[Given problem] Tally the lines of the listing that contain the word "Brasil", then give the total and nothing else.

Figure record listings:
####################

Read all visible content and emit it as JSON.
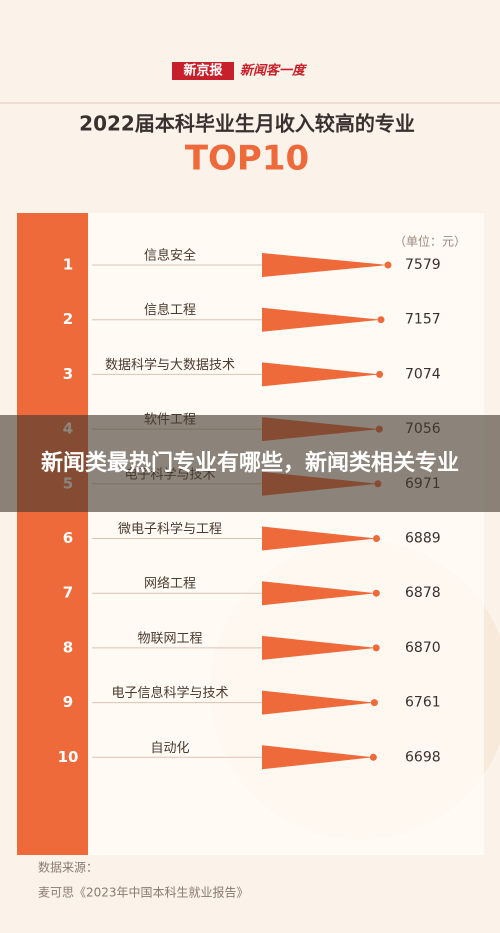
{
  "header": {
    "brand": "新京报",
    "column": "新闻客一度"
  },
  "chart_data": {
    "type": "triangle-bar",
    "title": "2022届本科毕业生月收入较高的专业",
    "subtitle": "TOP10",
    "unit": "（单位：元）",
    "ranks": [
      "1",
      "2",
      "3",
      "4",
      "5",
      "6",
      "7",
      "8",
      "9",
      "10"
    ],
    "categories": [
      "信息安全",
      "信息工程",
      "数据科学与大数据技术",
      "软件工程",
      "电子科学与技术",
      "微电子科学与工程",
      "网络工程",
      "物联网工程",
      "电子信息科学与技术",
      "自动化"
    ],
    "values": [
      7579,
      7157,
      7074,
      7056,
      6971,
      6889,
      6878,
      6870,
      6761,
      6698
    ],
    "color": "#ee6a3a"
  },
  "source": {
    "label": "数据来源：",
    "text": "麦可思《2023年中国本科生就业报告》"
  },
  "overlay_title": "新闻类最热门专业有哪些，新闻类相关专业"
}
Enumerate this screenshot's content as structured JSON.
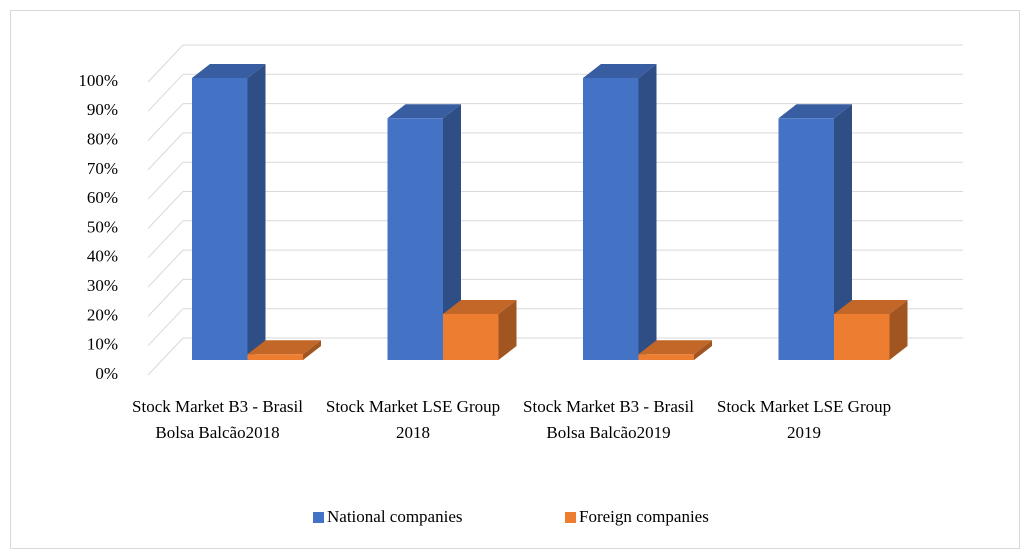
{
  "chart_data": {
    "type": "bar3d",
    "categories": [
      "Stock Market B3 - Brasil Bolsa Balcão2018",
      "Stock Market LSE Group 2018",
      "Stock Market B3 - Brasil Bolsa Balcão2019",
      "Stock Market LSE Group 2019"
    ],
    "series": [
      {
        "name": "National companies",
        "color": "#4472c4",
        "values": [
          98,
          84,
          98,
          84
        ]
      },
      {
        "name": "Foreign companies",
        "color": "#ed7d31",
        "values": [
          2,
          16,
          2,
          16
        ]
      }
    ],
    "ylim": [
      0,
      100
    ],
    "yticks": [
      {
        "value": 0,
        "label": "0%"
      },
      {
        "value": 10,
        "label": "10%"
      },
      {
        "value": 20,
        "label": "20%"
      },
      {
        "value": 30,
        "label": "30%"
      },
      {
        "value": 40,
        "label": "40%"
      },
      {
        "value": 50,
        "label": "50%"
      },
      {
        "value": 60,
        "label": "60%"
      },
      {
        "value": 70,
        "label": "70%"
      },
      {
        "value": 80,
        "label": "80%"
      },
      {
        "value": 90,
        "label": "90%"
      },
      {
        "value": 100,
        "label": "100%"
      }
    ],
    "grid": true,
    "legend": "bottom"
  }
}
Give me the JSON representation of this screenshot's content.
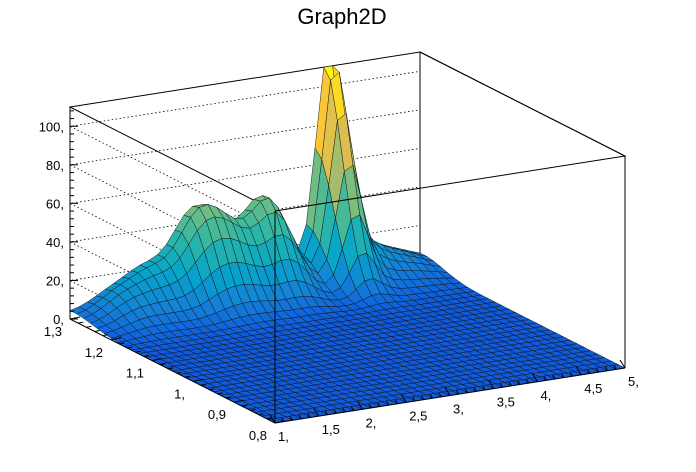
{
  "chart_data": {
    "type": "surface",
    "title": "Graph2D",
    "xlabel": "",
    "ylabel": "",
    "zlabel": "",
    "xlim": [
      1,
      5
    ],
    "ylim": [
      0.8,
      1.3
    ],
    "zlim": [
      0,
      110
    ],
    "x_tick_labels": [
      "1,",
      "1,5",
      "2,",
      "2,5",
      "3,",
      "3,5",
      "4,",
      "4,5",
      "5,"
    ],
    "x_tick_values": [
      1,
      1.5,
      2,
      2.5,
      3,
      3.5,
      4,
      4.5,
      5
    ],
    "y_tick_labels": [
      "0,8",
      "0,9",
      "1,",
      "1,1",
      "1,2",
      "1,3"
    ],
    "y_tick_values": [
      0.8,
      0.9,
      1.0,
      1.1,
      1.2,
      1.3
    ],
    "z_tick_labels": [
      "0,",
      "20,",
      "40,",
      "60,",
      "80,",
      "100,"
    ],
    "z_tick_values": [
      0,
      20,
      40,
      60,
      80,
      100
    ],
    "grid": true,
    "colormap": [
      "#352a87",
      "#0f5cdd",
      "#1481d6",
      "#06a4ca",
      "#2eb7a4",
      "#87bf77",
      "#d1bb59",
      "#fec832",
      "#f9fb0e"
    ],
    "peaks": [
      {
        "x": 1.45,
        "y": 1.27,
        "height": 9
      },
      {
        "x": 1.85,
        "y": 1.29,
        "height": 16
      },
      {
        "x": 2.35,
        "y": 1.29,
        "height": 36
      },
      {
        "x": 2.7,
        "y": 1.28,
        "height": 28
      },
      {
        "x": 3.2,
        "y": 1.29,
        "height": 44
      },
      {
        "x": 3.95,
        "y": 1.3,
        "height": 111
      },
      {
        "x": 4.25,
        "y": 1.29,
        "height": 15
      },
      {
        "x": 4.7,
        "y": 1.28,
        "height": 6
      }
    ]
  }
}
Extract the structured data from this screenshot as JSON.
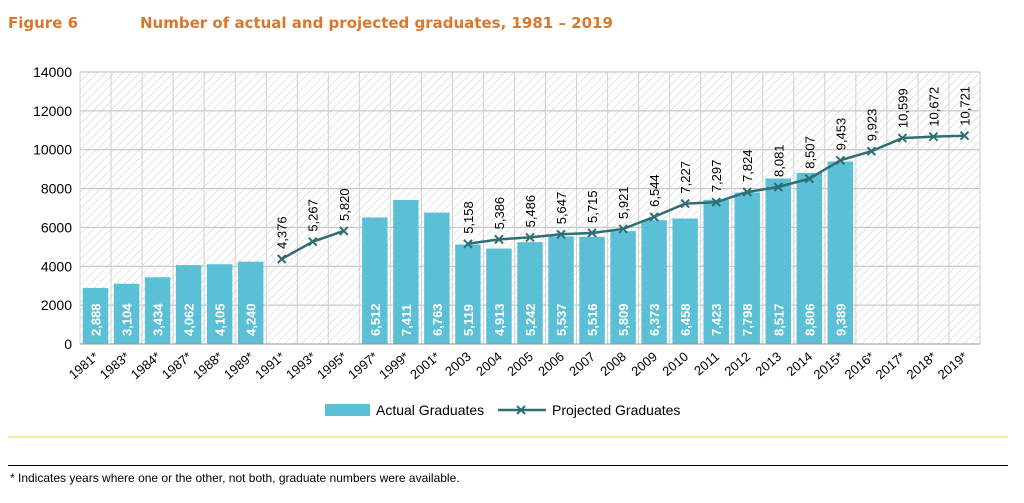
{
  "header": {
    "figure_label": "Figure 6",
    "title": "Number of actual and projected graduates, 1981 – 2019"
  },
  "footnote": "* Indicates years where one or the other, not both, graduate numbers were available.",
  "colors": {
    "accent": "#d9782d",
    "bar": "#5bbfd6",
    "line": "#2f6e73",
    "highlight_line": "#f2ee9b"
  },
  "chart_data": {
    "type": "bar",
    "categories": [
      "1981*",
      "1983*",
      "1984*",
      "1987*",
      "1988*",
      "1989*",
      "1991*",
      "1993*",
      "1995*",
      "1997*",
      "1999*",
      "2001*",
      "2003",
      "2004",
      "2005",
      "2006",
      "2007",
      "2008",
      "2009",
      "2010",
      "2011",
      "2012",
      "2013",
      "2014",
      "2015*",
      "2016*",
      "2017*",
      "2018*",
      "2019*"
    ],
    "series": [
      {
        "name": "Actual Graduates",
        "kind": "bar",
        "values": [
          2888,
          3104,
          3434,
          4062,
          4105,
          4240,
          null,
          null,
          null,
          6512,
          7411,
          6763,
          5119,
          4913,
          5242,
          5537,
          5516,
          5809,
          6373,
          6458,
          7423,
          7798,
          8517,
          8806,
          9389,
          null,
          null,
          null,
          null
        ],
        "labels": [
          "2,888",
          "3,104",
          "3,434",
          "4,062",
          "4,105",
          "4,240",
          null,
          null,
          null,
          "6,512",
          "7,411",
          "6,763",
          "5,119",
          "4,913",
          "5,242",
          "5,537",
          "5,516",
          "5,809",
          "6,373",
          "6,458",
          "7,423",
          "7,798",
          "8,517",
          "8,806",
          "9,389",
          null,
          null,
          null,
          null
        ]
      },
      {
        "name": "Projected Graduates",
        "kind": "line",
        "values": [
          null,
          null,
          null,
          null,
          null,
          null,
          4376,
          5267,
          5820,
          null,
          null,
          null,
          5158,
          5386,
          5486,
          5647,
          5715,
          5921,
          6544,
          7227,
          7297,
          7824,
          8081,
          8507,
          9453,
          9923,
          10599,
          10672,
          10721
        ],
        "labels": [
          null,
          null,
          null,
          null,
          null,
          null,
          "4,376",
          "5,267",
          "5,820",
          null,
          null,
          null,
          "5,158",
          "5,386",
          "5,486",
          "5,647",
          "5,715",
          "5,921",
          "6,544",
          "7,227",
          "7,297",
          "7,824",
          "8,081",
          "8,507",
          "9,453",
          "9,923",
          "10,599",
          "10,672",
          "10,721"
        ]
      }
    ],
    "yticks": [
      "0",
      "2000",
      "4000",
      "6000",
      "8000",
      "10000",
      "12000",
      "14000"
    ],
    "ylim": [
      0,
      14000
    ],
    "legend": [
      "Actual Graduates",
      "Projected Graduates"
    ],
    "legend_position": "bottom",
    "grid": true
  }
}
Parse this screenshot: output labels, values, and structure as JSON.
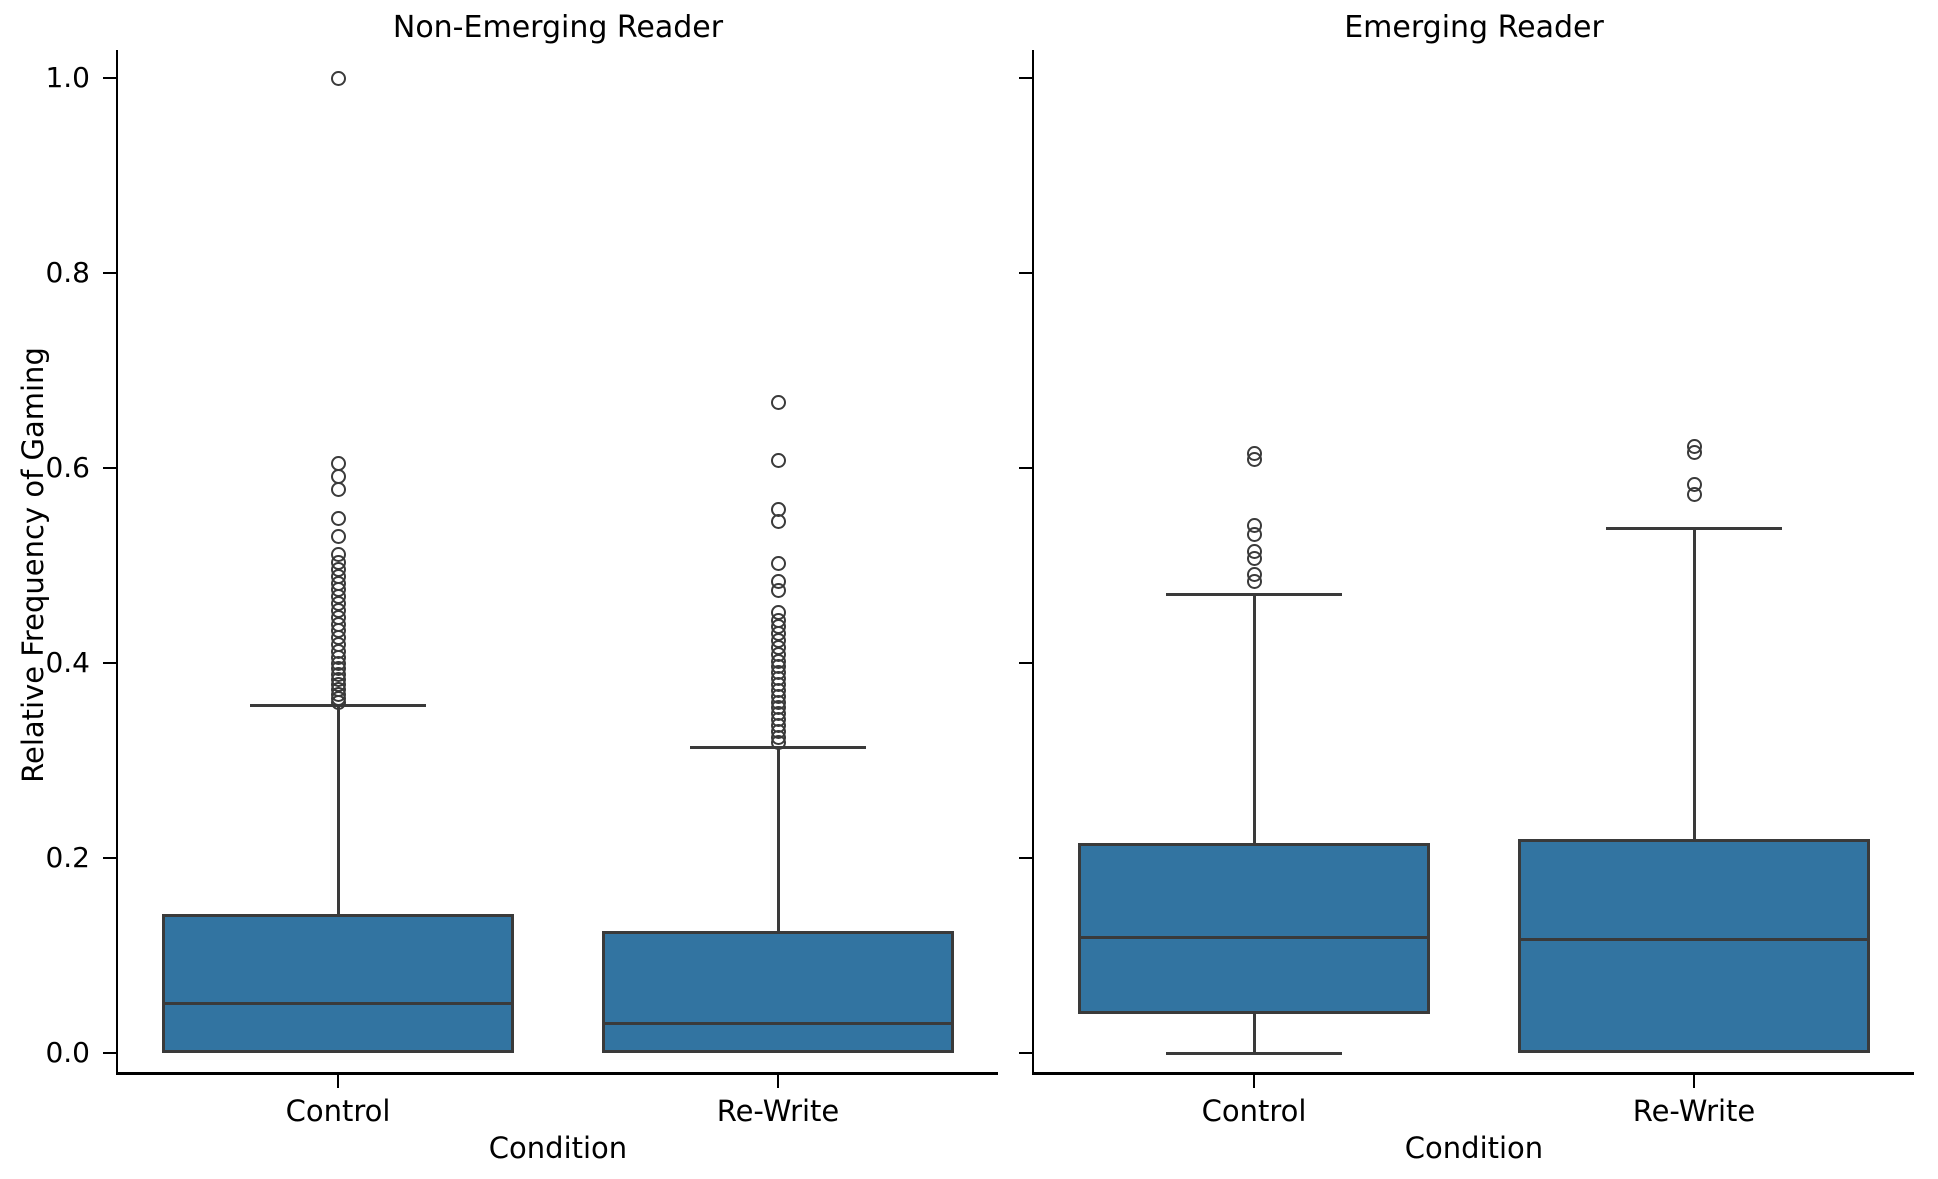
{
  "figure": {
    "y_axis_label": "Relative Frequency of Gaming",
    "box_fill_color": "#3274A1",
    "box_edge_color": "#3A3A3A",
    "axis_color": "#000000"
  },
  "chart_data": [
    {
      "type": "boxplot",
      "title": "Non-Emerging Reader",
      "xlabel": "Condition",
      "ylabel": "Relative Frequency of Gaming",
      "categories": [
        "Control",
        "Re-Write"
      ],
      "ylim": [
        0.0,
        1.0
      ],
      "yticks": [
        "1.0",
        "0.8",
        "0.6",
        "0.4",
        "0.2",
        "0.0"
      ],
      "ytick_values": [
        1.0,
        0.8,
        0.6,
        0.4,
        0.2,
        0.0
      ],
      "grid": false,
      "legend": "none",
      "boxes": [
        {
          "category": "Control",
          "q1": 0.0,
          "median": 0.051,
          "q3": 0.143,
          "whisker_low": null,
          "whisker_high": 0.356,
          "fliers": [
            1.0,
            0.605,
            0.591,
            0.578,
            0.548,
            0.53,
            0.511,
            0.503,
            0.496,
            0.489,
            0.482,
            0.475,
            0.468,
            0.461,
            0.454,
            0.447,
            0.44,
            0.433,
            0.426,
            0.419,
            0.412,
            0.406,
            0.4,
            0.394,
            0.388,
            0.383,
            0.378,
            0.373,
            0.368,
            0.364,
            0.36
          ]
        },
        {
          "category": "Re-Write",
          "q1": 0.0,
          "median": 0.03,
          "q3": 0.125,
          "whisker_low": null,
          "whisker_high": 0.313,
          "fliers": [
            0.667,
            0.608,
            0.557,
            0.545,
            0.502,
            0.484,
            0.474,
            0.452,
            0.444,
            0.437,
            0.43,
            0.423,
            0.416,
            0.409,
            0.402,
            0.396,
            0.39,
            0.384,
            0.378,
            0.372,
            0.366,
            0.36,
            0.354,
            0.348,
            0.342,
            0.336,
            0.33,
            0.324,
            0.318
          ]
        }
      ]
    },
    {
      "type": "boxplot",
      "title": "Emerging Reader",
      "xlabel": "Condition",
      "ylabel": "Relative Frequency of Gaming",
      "categories": [
        "Control",
        "Re-Write"
      ],
      "ylim": [
        0.0,
        1.0
      ],
      "yticks": [],
      "ytick_values": [
        1.0,
        0.8,
        0.6,
        0.4,
        0.2,
        0.0
      ],
      "grid": false,
      "legend": "none",
      "boxes": [
        {
          "category": "Control",
          "q1": 0.04,
          "median": 0.118,
          "q3": 0.215,
          "whisker_low": 0.0,
          "whisker_high": 0.47,
          "fliers": [
            0.615,
            0.609,
            0.541,
            0.532,
            0.514,
            0.507,
            0.491,
            0.484
          ]
        },
        {
          "category": "Re-Write",
          "q1": 0.0,
          "median": 0.116,
          "q3": 0.219,
          "whisker_low": null,
          "whisker_high": 0.538,
          "fliers": [
            0.622,
            0.616,
            0.583,
            0.573
          ]
        }
      ]
    }
  ]
}
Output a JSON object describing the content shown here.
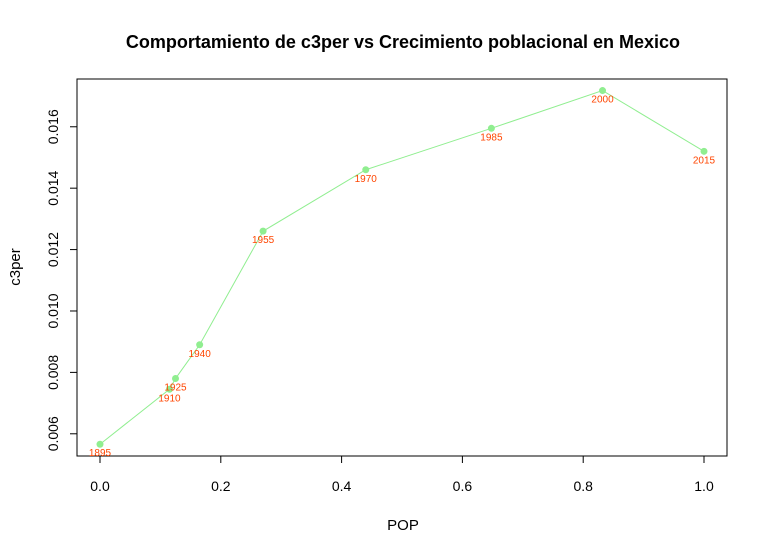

####################

[Response] 2